What this task involves: Output all records precisely as written.
(begin)
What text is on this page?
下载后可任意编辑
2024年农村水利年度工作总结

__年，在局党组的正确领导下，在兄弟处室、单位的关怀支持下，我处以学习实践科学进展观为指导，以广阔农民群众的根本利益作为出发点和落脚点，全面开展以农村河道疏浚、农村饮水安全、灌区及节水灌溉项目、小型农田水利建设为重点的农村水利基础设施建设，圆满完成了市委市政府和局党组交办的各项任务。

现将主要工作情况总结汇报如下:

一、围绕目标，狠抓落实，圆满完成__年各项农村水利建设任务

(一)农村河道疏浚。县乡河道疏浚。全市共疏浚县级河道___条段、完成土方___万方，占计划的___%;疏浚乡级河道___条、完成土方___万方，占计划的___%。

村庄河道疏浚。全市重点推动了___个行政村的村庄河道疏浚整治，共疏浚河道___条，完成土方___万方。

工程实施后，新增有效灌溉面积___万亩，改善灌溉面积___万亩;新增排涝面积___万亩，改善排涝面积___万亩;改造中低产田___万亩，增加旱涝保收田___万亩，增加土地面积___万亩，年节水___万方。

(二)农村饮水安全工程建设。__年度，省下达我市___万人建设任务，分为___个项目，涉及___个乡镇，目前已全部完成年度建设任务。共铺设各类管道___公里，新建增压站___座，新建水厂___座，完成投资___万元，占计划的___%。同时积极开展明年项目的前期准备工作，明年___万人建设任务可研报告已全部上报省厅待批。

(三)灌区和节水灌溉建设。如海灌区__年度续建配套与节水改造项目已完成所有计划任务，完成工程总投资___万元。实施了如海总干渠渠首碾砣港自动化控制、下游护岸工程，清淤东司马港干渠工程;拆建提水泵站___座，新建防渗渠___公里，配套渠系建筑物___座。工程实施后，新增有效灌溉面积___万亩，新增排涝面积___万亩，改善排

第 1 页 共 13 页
(end)
Final result:
What text is on this page?
下载后可任意编辑
2024年农村水利年度工作总结

__年，在局党组的正确领导下，在兄弟处室、单位的关怀支持下，我处以学习实践科学进展观为指导，以广阔农民群众的根本利益作为出发点和落脚点，全面开展以农村河道疏浚、农村饮水安全、灌区及节水灌溉项目、小型农田水利建设为重点的农村水利基础设施建设，圆满完成了市委市政府和局党组交办的各项任务。

现将主要工作情况总结汇报如下:

一、围绕目标，狠抓落实，圆满完成__年各项农村水利建设任务

(一)农村河道疏浚。县乡河道疏浚。全市共疏浚县级河道___条段、完成土方___万方，占计划的___%;疏浚乡级河道___条、完成土方___万方，占计划的___%。

村庄河道疏浚。全市重点推动了___个行政村的村庄河道疏浚整治，共疏浚河道___条，完成土方___万方。

工程实施后，新增有效灌溉面积___万亩，改善灌溉面积___万亩;新增排涝面积___万亩，改善排涝面积___万亩;改造中低产田___万亩，增加旱涝保收田___万亩，增加土地面积___万亩，年节水___万方。

(二)农村饮水安全工程建设。__年度，省下达我市___万人建设任务，分为___个项目，涉及___个乡镇，目前已全部完成年度建设任务。共铺设各类管道___公里，新建增压站___座，新建水厂___座，完成投资___万元，占计划的___%。同时积极开展明年项目的前期准备工作，明年___万人建设任务可研报告已全部上报省厅待批。

(三)灌区和节水灌溉建设。如海灌区__年度续建配套与节水改造项目已完成所有计划任务，完成工程总投资___万元。实施了如海总干渠渠首碾砣港自动化控制、下游护岸工程，清淤东司马港干渠工程;拆建提水泵站___座，新建防渗渠___公里，配套渠系建筑物___座。工程实施后，新增有效灌溉面积___万亩，新增排涝面积___万亩，改善排

第 1 页 共 13 页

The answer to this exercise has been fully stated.